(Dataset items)
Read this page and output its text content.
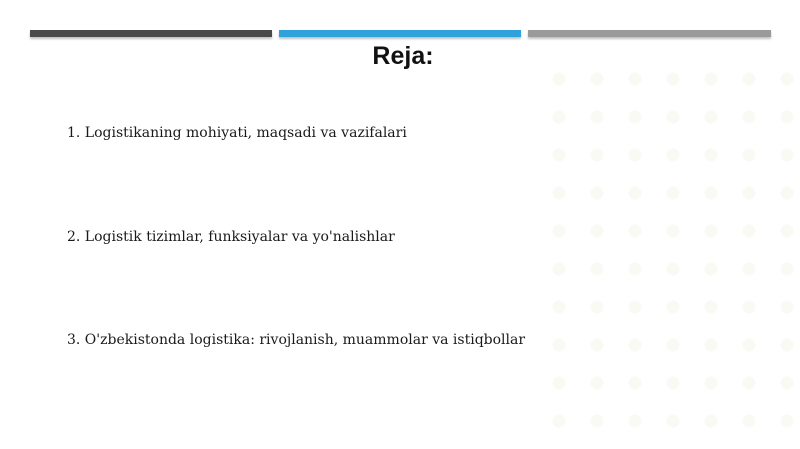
Reja:
1. Logistikaning mohiyati, maqsadi va vazifalari
2. Logistik tizimlar, funksiyalar va yo'nalishlar
3. O'zbekistonda logistika: rivojlanish, muammolar va istiqbollar
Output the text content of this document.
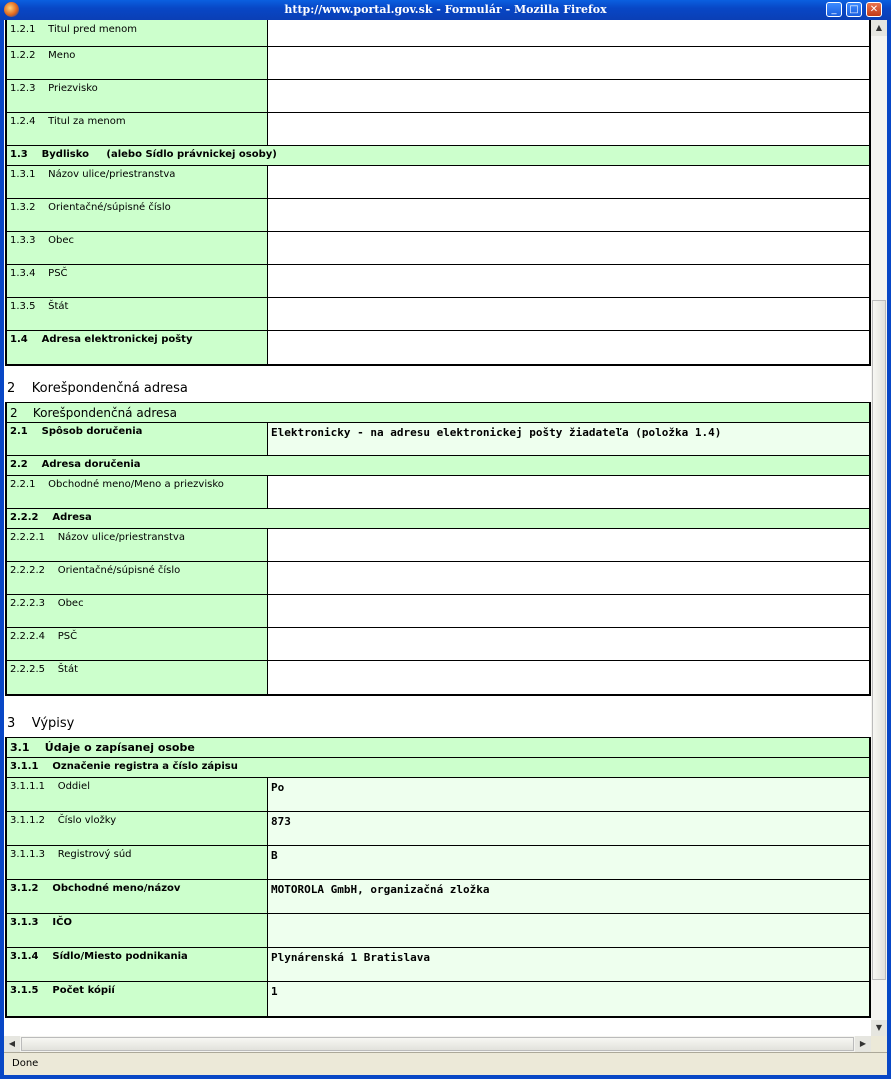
http://www.portal.gov.sk - Formulár - Mozilla Firefox	_	□	✕
1.2.1    Titul pred menom
1.2.2    Meno
1.2.3    Priezvisko
1.2.4    Titul za menom
1.3    Bydlisko     (alebo Sídlo právnickej osoby)
1.3.1    Názov ulice/priestranstva
1.3.2    Orientačné/súpisné číslo
1.3.3    Obec
1.3.4    PSČ
1.3.5    Štát
1.4    Adresa elektronickej pošty
2    Korešpondenčná adresa
2    Korešpondenčná adresa
2.1    Spôsob doručenia	Elektronicky - na adresu elektronickej pošty žiadateľa (položka 1.4)
2.2    Adresa doručenia
2.2.1    Obchodné meno/Meno a priezvisko
2.2.2    Adresa
2.2.2.1    Názov ulice/priestranstva
2.2.2.2    Orientačné/súpisné číslo
2.2.2.3    Obec
2.2.2.4    PSČ
2.2.2.5    Štát
3    Výpisy
3.1    Údaje o zapísanej osobe
3.1.1    Označenie registra a číslo zápisu
3.1.1.1    Oddiel	Po
3.1.1.2    Číslo vložky	873
3.1.1.3    Registrový súd	B
3.1.2    Obchodné meno/názov	MOTOROLA GmbH, organizačná zložka
3.1.3    IČO
3.1.4    Sídlo/Miesto podnikania	Plynárenská 1 Bratislava
3.1.5    Počet kópií	1
▲
▼
◀	▶
Done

**TASK PROMPT:** Repeat the records word for word. Any picture in them should be left out.

**SOLUTION TO THIS TASK:**
Read this page and output its text content.
Reja:
1. Logistikaning mohiyati, maqsadi va vazifalari
2. Logistik tizimlar, funksiyalar va yo'nalishlar
3. O'zbekistonda logistika: rivojlanish, muammolar va istiqbollar
Output the text content of this document.
http://www.portal.gov.sk - Formulár - Mozilla Firefox	_	□	✕
1.2.1    Titul pred menom
1.2.2    Meno
1.2.3    Priezvisko
1.2.4    Titul za menom
1.3    Bydlisko     (alebo Sídlo právnickej osoby)
1.3.1    Názov ulice/priestranstva
1.3.2    Orientačné/súpisné číslo
1.3.3    Obec
1.3.4    PSČ
1.3.5    Štát
1.4    Adresa elektronickej pošty
2    Korešpondenčná adresa
2    Korešpondenčná adresa
2.1    Spôsob doručenia	Elektronicky - na adresu elektronickej pošty žiadateľa (položka 1.4)
2.2    Adresa doručenia
2.2.1    Obchodné meno/Meno a priezvisko
2.2.2    Adresa
2.2.2.1    Názov ulice/priestranstva
2.2.2.2    Orientačné/súpisné číslo
2.2.2.3    Obec
2.2.2.4    PSČ
2.2.2.5    Štát
3    Výpisy
3.1    Údaje o zapísanej osobe
3.1.1    Označenie registra a číslo zápisu
3.1.1.1    Oddiel	Po
3.1.1.2    Číslo vložky	873
3.1.1.3    Registrový súd	B
3.1.2    Obchodné meno/názov	MOTOROLA GmbH, organizačná zložka
3.1.3    IČO
3.1.4    Sídlo/Miesto podnikania	Plynárenská 1 Bratislava
3.1.5    Počet kópií	1
▲
▼
◀	▶
Done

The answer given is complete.